Part of a data file:
◇ ◇ ◇

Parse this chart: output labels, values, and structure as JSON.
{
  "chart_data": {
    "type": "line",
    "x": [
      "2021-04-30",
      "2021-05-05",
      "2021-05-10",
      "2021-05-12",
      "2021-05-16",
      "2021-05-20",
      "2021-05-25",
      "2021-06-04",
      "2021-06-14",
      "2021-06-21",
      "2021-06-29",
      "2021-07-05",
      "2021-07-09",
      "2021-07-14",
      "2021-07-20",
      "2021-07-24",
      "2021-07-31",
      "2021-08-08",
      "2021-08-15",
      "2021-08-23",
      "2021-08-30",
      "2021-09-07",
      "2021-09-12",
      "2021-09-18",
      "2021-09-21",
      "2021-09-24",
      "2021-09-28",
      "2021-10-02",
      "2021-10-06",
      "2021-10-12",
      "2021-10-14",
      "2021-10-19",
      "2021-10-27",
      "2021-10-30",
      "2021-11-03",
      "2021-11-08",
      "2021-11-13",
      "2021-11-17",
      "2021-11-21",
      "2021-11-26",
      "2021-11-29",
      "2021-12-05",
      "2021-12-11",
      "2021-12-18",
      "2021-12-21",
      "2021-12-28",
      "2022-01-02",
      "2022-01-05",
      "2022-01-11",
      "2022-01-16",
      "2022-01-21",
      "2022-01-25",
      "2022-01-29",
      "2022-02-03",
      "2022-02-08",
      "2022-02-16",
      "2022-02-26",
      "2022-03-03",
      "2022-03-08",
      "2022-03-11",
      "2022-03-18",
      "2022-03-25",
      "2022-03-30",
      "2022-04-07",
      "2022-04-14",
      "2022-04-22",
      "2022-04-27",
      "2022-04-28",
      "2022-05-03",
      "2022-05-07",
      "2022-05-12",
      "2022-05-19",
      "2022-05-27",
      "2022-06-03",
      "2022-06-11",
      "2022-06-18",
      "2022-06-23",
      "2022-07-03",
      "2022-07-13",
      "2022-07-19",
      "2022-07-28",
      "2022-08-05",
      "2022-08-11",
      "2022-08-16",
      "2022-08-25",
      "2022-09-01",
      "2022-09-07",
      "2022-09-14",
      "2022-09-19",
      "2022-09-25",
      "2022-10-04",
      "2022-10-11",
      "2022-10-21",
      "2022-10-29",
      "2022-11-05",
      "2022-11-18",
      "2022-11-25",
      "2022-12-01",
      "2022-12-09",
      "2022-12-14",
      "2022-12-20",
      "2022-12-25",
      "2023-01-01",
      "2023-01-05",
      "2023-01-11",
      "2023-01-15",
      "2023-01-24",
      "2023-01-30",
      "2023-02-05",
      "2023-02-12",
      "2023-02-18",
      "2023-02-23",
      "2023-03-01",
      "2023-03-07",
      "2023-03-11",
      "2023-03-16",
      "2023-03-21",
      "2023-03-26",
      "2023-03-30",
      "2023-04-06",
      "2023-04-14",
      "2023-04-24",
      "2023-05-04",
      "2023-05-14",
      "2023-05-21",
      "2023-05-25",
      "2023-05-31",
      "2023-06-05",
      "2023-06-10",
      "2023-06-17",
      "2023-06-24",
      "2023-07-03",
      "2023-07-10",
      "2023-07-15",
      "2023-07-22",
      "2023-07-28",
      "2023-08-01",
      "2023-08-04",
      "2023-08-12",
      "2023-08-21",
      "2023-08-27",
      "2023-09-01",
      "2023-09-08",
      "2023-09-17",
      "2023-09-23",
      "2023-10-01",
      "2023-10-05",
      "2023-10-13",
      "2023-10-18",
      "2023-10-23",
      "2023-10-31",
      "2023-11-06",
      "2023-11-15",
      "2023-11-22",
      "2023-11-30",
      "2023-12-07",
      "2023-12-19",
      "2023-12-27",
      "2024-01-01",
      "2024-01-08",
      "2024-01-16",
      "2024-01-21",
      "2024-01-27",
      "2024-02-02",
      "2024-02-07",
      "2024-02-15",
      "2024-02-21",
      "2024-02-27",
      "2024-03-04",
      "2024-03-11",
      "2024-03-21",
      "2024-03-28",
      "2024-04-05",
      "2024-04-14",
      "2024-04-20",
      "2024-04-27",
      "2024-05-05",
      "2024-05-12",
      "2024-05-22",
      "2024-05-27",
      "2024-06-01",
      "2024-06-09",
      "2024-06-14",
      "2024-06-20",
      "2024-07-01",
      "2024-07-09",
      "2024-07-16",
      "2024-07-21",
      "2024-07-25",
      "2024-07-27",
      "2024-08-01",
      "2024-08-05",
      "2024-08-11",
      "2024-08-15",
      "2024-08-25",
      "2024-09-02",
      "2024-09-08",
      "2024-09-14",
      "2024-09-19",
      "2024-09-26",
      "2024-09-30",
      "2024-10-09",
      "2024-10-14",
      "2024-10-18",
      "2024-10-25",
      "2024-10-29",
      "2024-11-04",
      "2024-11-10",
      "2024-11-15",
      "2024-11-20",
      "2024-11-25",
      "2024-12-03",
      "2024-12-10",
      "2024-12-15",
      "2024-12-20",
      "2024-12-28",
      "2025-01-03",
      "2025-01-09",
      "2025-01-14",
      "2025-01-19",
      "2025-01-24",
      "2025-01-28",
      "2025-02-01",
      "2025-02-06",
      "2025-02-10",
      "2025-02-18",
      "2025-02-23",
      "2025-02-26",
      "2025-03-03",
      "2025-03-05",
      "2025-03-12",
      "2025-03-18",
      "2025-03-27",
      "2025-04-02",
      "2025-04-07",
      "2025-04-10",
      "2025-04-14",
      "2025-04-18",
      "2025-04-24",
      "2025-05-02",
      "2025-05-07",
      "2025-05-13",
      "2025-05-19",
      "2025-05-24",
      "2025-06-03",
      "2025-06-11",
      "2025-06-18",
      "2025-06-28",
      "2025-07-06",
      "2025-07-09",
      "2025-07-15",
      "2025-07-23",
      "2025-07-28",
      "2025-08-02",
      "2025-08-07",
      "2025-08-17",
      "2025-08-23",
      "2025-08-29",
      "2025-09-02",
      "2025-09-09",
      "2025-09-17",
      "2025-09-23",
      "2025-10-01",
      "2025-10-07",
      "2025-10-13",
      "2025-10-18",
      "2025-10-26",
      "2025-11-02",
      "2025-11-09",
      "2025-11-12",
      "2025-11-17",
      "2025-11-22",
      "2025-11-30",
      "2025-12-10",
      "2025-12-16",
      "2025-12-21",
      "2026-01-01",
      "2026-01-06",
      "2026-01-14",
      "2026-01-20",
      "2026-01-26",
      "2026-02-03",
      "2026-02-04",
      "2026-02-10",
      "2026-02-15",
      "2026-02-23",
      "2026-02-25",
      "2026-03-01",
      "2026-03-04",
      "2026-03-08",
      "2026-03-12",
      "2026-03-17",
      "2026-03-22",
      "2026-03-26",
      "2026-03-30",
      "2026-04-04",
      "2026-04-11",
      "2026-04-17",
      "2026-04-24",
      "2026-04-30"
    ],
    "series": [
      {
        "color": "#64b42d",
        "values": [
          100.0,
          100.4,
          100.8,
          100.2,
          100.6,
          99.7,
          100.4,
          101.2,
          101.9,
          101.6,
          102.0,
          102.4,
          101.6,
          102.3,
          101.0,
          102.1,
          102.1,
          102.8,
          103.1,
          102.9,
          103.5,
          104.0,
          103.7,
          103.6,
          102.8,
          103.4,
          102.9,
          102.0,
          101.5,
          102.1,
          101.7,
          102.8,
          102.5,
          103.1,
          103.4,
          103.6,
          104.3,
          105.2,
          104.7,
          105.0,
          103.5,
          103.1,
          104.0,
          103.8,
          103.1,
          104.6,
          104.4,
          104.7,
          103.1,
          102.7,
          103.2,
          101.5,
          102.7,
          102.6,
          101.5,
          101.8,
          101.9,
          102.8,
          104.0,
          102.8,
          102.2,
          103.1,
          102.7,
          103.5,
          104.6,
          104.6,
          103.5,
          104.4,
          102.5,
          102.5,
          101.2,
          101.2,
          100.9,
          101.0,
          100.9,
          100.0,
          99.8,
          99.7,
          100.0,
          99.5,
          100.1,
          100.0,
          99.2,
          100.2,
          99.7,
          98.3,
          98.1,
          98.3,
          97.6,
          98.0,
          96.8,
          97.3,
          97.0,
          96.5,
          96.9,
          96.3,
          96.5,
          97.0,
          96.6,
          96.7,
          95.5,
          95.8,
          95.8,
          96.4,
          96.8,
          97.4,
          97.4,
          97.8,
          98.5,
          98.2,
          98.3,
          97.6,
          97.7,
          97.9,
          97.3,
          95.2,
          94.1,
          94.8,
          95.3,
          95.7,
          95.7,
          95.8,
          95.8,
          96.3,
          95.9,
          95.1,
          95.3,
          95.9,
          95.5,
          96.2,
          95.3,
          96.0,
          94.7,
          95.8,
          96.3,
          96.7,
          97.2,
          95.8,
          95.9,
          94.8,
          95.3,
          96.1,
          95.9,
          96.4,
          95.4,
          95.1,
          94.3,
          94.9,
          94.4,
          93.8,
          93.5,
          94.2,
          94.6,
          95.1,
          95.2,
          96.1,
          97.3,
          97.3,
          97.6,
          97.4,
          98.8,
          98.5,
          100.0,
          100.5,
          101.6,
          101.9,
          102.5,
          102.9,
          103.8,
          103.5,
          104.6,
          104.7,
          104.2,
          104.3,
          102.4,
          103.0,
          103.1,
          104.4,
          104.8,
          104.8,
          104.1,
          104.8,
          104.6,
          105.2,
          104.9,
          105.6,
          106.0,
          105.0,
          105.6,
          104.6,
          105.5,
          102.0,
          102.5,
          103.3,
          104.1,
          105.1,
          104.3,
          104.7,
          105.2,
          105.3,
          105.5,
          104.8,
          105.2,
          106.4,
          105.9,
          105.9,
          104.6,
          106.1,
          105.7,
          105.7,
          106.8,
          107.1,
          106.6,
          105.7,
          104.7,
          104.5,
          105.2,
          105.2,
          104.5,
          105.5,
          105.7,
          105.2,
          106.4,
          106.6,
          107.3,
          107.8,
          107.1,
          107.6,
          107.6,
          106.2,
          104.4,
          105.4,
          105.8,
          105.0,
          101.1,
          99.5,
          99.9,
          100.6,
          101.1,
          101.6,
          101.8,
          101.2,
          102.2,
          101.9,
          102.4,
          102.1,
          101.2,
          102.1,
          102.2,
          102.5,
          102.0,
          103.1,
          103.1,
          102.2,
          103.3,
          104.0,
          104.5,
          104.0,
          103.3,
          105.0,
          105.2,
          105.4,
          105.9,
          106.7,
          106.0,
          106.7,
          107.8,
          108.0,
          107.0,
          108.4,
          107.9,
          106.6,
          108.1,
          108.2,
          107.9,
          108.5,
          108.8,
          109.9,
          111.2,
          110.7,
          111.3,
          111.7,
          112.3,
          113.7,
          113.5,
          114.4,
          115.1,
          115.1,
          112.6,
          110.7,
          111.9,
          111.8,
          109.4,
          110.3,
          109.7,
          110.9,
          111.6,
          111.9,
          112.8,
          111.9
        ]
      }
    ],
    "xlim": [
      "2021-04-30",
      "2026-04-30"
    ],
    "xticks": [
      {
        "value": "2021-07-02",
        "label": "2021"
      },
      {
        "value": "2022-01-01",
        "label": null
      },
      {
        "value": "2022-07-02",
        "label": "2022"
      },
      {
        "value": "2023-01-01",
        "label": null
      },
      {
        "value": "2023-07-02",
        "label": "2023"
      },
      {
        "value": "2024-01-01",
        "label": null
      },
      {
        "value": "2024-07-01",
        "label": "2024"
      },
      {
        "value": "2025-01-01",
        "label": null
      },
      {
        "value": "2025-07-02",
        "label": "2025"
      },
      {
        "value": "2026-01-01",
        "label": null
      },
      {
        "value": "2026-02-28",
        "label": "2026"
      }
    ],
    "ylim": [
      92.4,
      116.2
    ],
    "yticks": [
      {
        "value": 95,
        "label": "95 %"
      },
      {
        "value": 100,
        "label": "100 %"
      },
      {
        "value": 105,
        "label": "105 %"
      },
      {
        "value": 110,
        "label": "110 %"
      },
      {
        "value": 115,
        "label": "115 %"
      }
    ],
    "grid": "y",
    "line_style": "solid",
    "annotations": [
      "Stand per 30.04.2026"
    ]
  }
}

◇ ◇ ◇

PROBLEM >>
List the lines that contain the word "values".

RESULT BELOW >>
Parse this chart: output labels, values, and structure as JSON.
        "values": [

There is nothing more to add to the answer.